--- BEGIN Quoted text ---

Step 0. We shall assume that r is not a perfect square. In other words:

${\displaystyle {\sqrt {r}}={\sqrt {N_{0}^{2}+d}}\qquad {\mbox{ and }}\quad N_{0}\in \mathbb {Z^{+}} \quad {\mbox{ and }}0<d<1}$

Step 1. Find ${\displaystyle N_{0}}$ using some other method. The best method is ${\displaystyle N_{0}=intsqrt(r)}$ using some other algorithm to determine the integer square root.

${\displaystyle N_{0}=intsqrt(r)}$

Step 2. Find the highest lower bound (L) and lowest upper bound (U) for ${\displaystyle {\sqrt {r}}}$ where both (L) and (U) are integers.

${\displaystyle L\qquad <\qquad {\sqrt {r}}\qquad <\qquad U}$

Hence

${\displaystyle L\qquad =\qquad N_{0}}$

${\displaystyle U\qquad =\qquad N_{0}+1}$

Step 3. Write ${\displaystyle X_{0}}$ in terms of ${\displaystyle {\sqrt {r}}}$.

${\displaystyle X_{0}={\frac {1}{{\sqrt {r}}-N_{0}}}\qquad from\qquad {\sqrt {r}}=N_{0}+{\frac {1}{X_{0}}}}$

${\displaystyle X_{0}={\frac {1}{{\sqrt {r}}-N_{0}}}\times {\frac {{\sqrt {r}}+N_{0}}{{\sqrt {r}}+N_{0}}}={\frac {{\sqrt {r}}+N_{0}}{r-N_{0}^{2}}}={\frac {{\sqrt {r}}+N_{0}}{d}}={\frac {{\sqrt {r}}+M_{0}}{D_{0}}}}$

${\displaystyle {\mbox{ where }}\quad M_{0}=N_{0}}$

and

${\displaystyle {\mbox{ where }}\quad D_{0}=d}$

${\displaystyle X_{0}={\frac {{\sqrt {r}}+M_{0}}{D_{0}}}}$

${\displaystyle \downarrow }$

${\displaystyle {\mbox{ substitute }}\quad {\sqrt {r}}\quad {\mbox{ with }}\quad L\quad {\mbox{ or }}\quad U}$

${\displaystyle \downarrow }$

${\displaystyle X_{0LowerBound}={\frac {{\sqrt {r}}+M_{0}}{D_{0}}}={\frac {L+M_{0}}{D_{0}}}={\frac {N_{0}+M_{0}}{D_{0}}}\qquad {\mbox{ Calc the numeric value }}}$

and

${\displaystyle X_{0UpperBound}={\frac {{\sqrt {r}}+M_{0}}{D_{0}}}={\frac {U+M_{0}}{D_{0}}}={\frac {(N_{0}+1)+M_{0}}{D_{0}}}\qquad {\mbox{ Calc the numeric value }}}$

Step 4. Substitute ${\displaystyle X_{0}}$ with ${\displaystyle N_{1}+{\frac {1}{X_{1}}}}$

${\displaystyle X_{0LowerBound}\quad <\quad X_{0}\quad <\quad X_{0UpperBound}}$

after substitution

${\displaystyle X_{0LowerBound}\quad <\quad N_{1}+{\frac {1}{X_{1}}}\quad <\quad X_{0UpperBound}}$

Since ${\displaystyle {\frac {1}{X_{1}}}}$ is less than one, we can determine ${\displaystyle N_{1}}$ from the numeric values of ${\displaystyle X_{0LowerBound}}$ and ${\displaystyle X_{0UpperBound}}$ because ${\displaystyle N_{1}\ \in \ \mathbb {Z^{+}} }$ (ie. ${\displaystyle N_{1}}$ is an integer). Determine the numeric value of ${\displaystyle N_{1}}$.

--- END Quoted text ---
--- BEGIN Data segment ---

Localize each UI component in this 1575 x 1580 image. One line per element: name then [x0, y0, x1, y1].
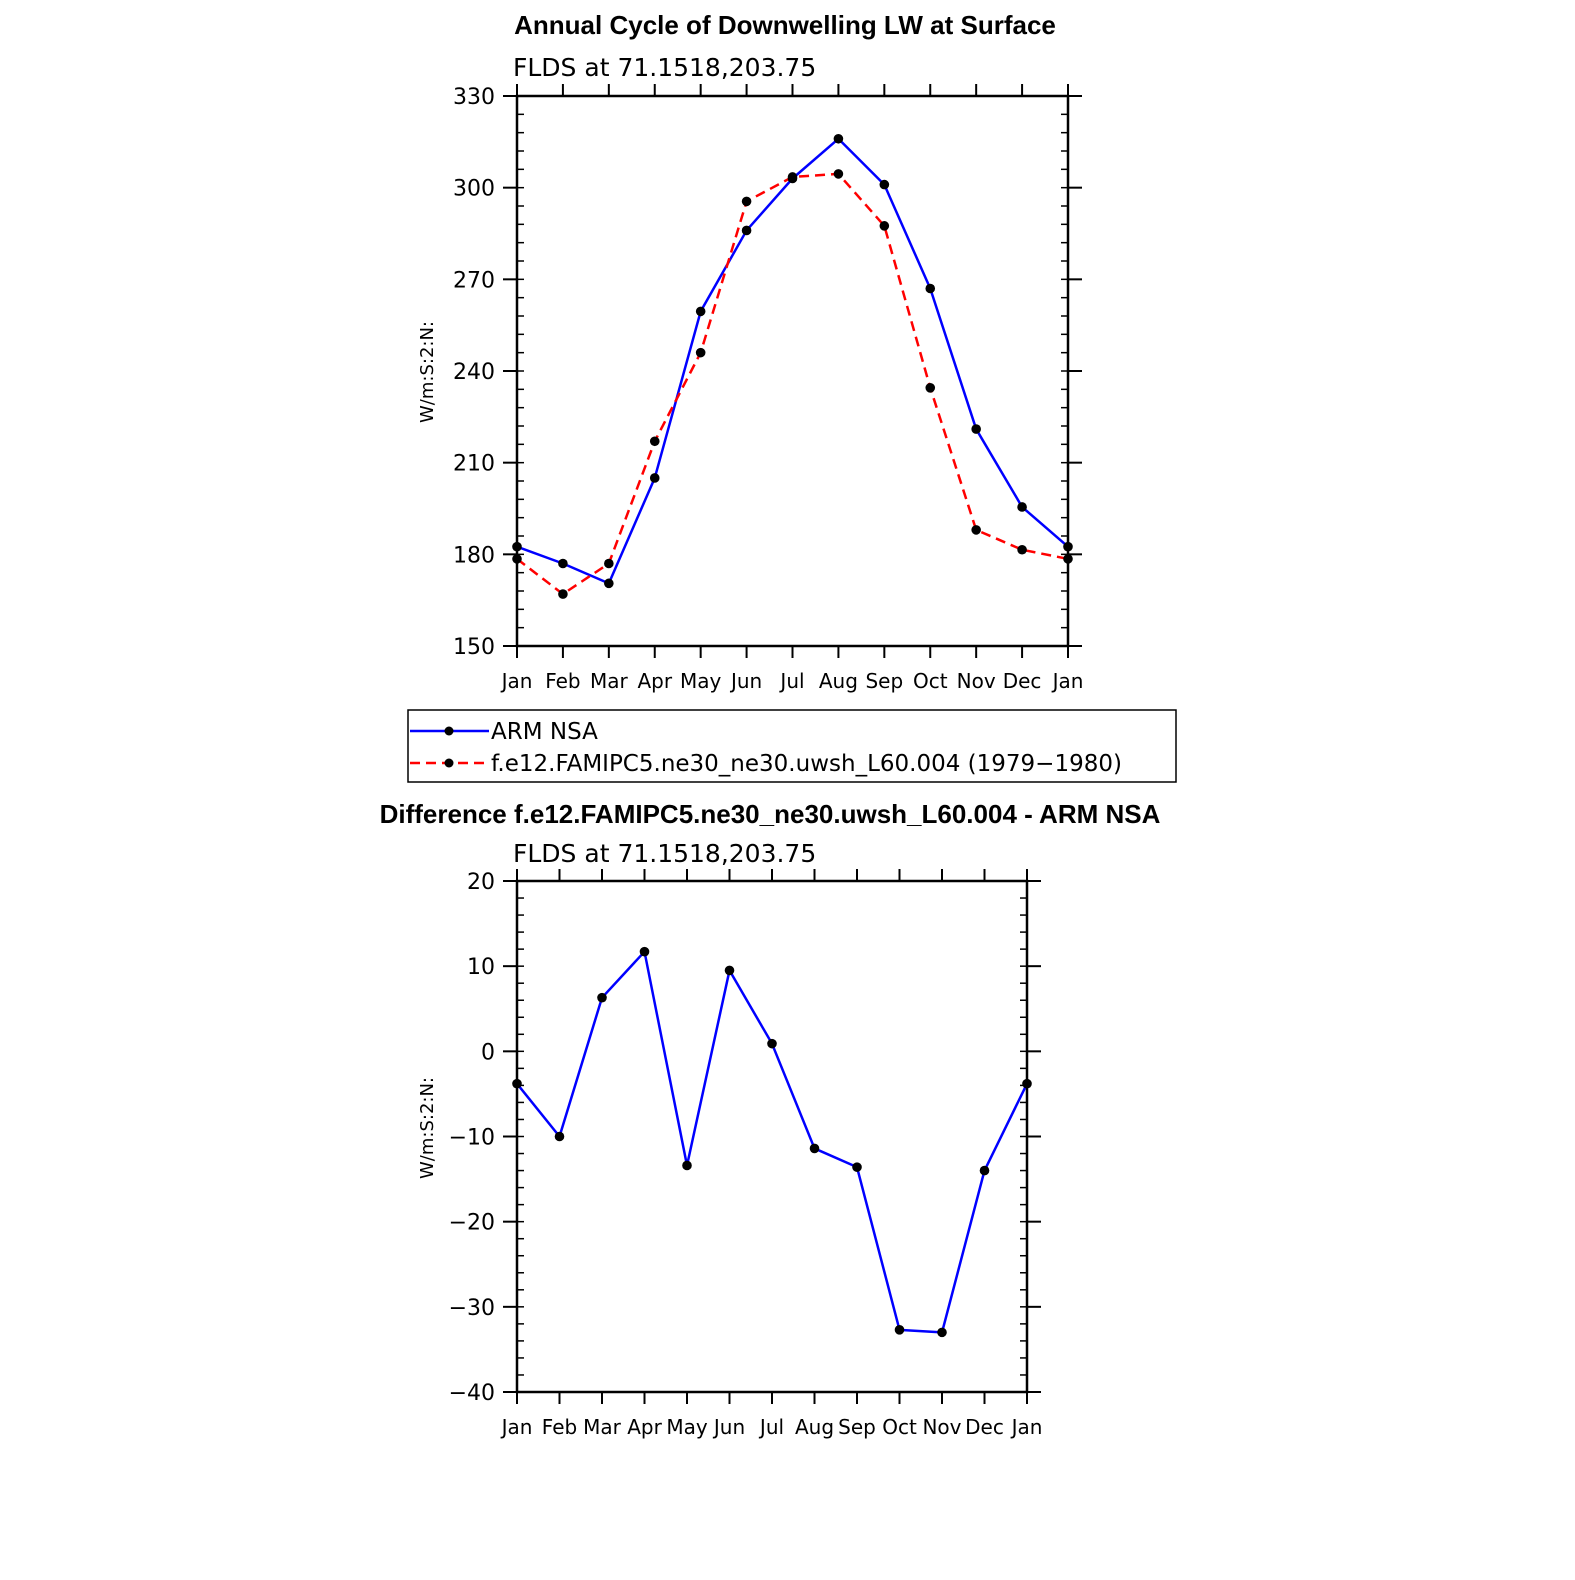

--- END Data segment ---

= Required work =
A) Reproduce the square-root derivation verbatim, everything from "Step 1. Find" down to "integer square root.".
B) List every numbered step in the square-root derivation, giving each step's number and its opening sentence.
C) Extend the square-root derivation past its final sentence, writing the steps that follow in the same notation.

= Outputs for the tasks =
A)
Step 1. Find ${\displaystyle N_{0}}$ using some other method. The best method is ${\displaystyle N_{0}=intsqrt(r)}$ using some other algorithm to determine the integer square root.

B)
Step 0: We shall assume that r is not a perfect square.
Step 1: Find N_0 using some other method.
Step 2: Find the highest lower bound (L) and lowest upper bound (U) for √r where both (L) and (U) are integers.
Step 3: Write X_0 in terms of √r.
Step 4: Substitute X_0 with N_1 + 1/X_1.

C)
Step 5. Once we know the value of ${\displaystyle N_{1}}$, we can rework the equation for ${\displaystyle X_{1}}$

${\displaystyle X_{0}=N_{1}+{\frac {1}{X_{1}}}\quad \longrightarrow \quad X_{1}={\frac {1}{X_{0}-N_{1}}}}$

${\displaystyle X_{1}={\frac {1}{{\frac {{\sqrt {r}}+M_{0}}{D_{0}}}-N_{1}}}={\frac {1}{\frac {{\sqrt {r}}+M_{0}-D_{0}\,N_{1}}{D_{0}}}}={\frac {D_{0}}{{\sqrt {r}}+M_{0}-D_{0}\,N_{1}}}}$

${\displaystyle X_{1}={\frac {D_{0}}{{\sqrt {r}}+(M_{0}-D_{0}\,N_{1})}}\times {\frac {{\sqrt {r}}-(M_{0}-D_{0}\,N_{1})}{{\sqrt {r}}-(M_{0}-D_{0}\,N_{1})}}={\frac {D_{0}({\sqrt {r}}-(M_{0}-D_{0}\,N_{1}))}{r-(M_{0}-D_{0}\,N_{1})^{2}}}}$

${\displaystyle X_{1}={\frac {{\sqrt {r}}-(M_{0}-D_{0}\,N_{1})}{\frac {r-(M_{0}-D_{0}\,N_{1})^{2}}{D_{0}}}}={\frac {{\sqrt {r}}+M_{1}}{D_{1}}}}$

${\displaystyle {\mbox{ where }}\quad M_{1}=-(M_{0}-D_{0}\,N_{1})}$

and

${\displaystyle {\mbox{ where }}\quad D_{1}={\frac {r-(M_{0}-D_{0}\,N_{1})^{2}}{D_{0}}}}$

Step 6. Write ${\displaystyle X_{1}}$ in terms of ${\displaystyle {\sqrt {r}}}$.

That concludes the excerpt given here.